§ EXERCISE DESCRIPTION: Scan the data for "provide" and copy the lines it appears in.

>>>>>

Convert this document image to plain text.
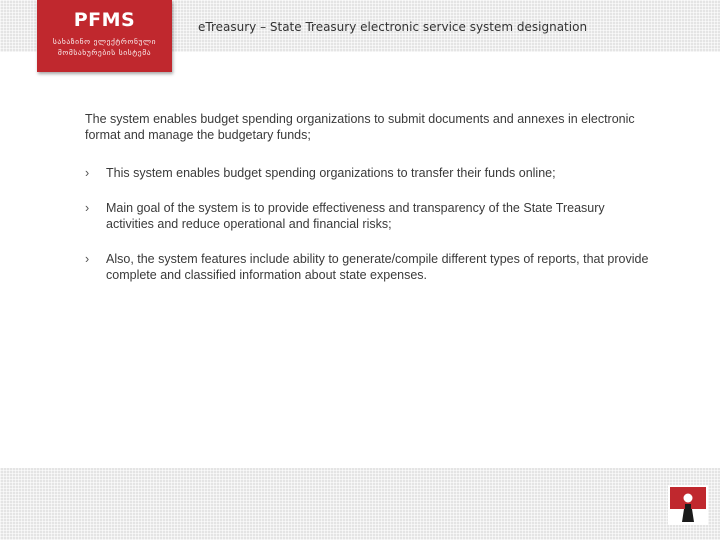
PFMS
სახაზინო ელექტრონული
მომსახურების სისტემა
eTreasury – State Treasury electronic service system designation

The system enables budget spending organizations to submit documents and annexes in electronic format and manage the budgetary funds;

› This system enables budget spending organizations to transfer their funds online;
› Main goal of the system is to provide effectiveness and transparency of the State Treasury activities and reduce operational and financial risks;
› Also, the system features include ability to generate/compile different types of reports, that provide complete and classified information about state expenses.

<<<<<

§ FINISHED EXERCISE:
› Main goal of the system is to provide effectiveness and transparency of the State Treasury activities and reduce operational and financial risks;
› Also, the system features include ability to generate/compile different types of reports, that provide complete and classified information about state expenses.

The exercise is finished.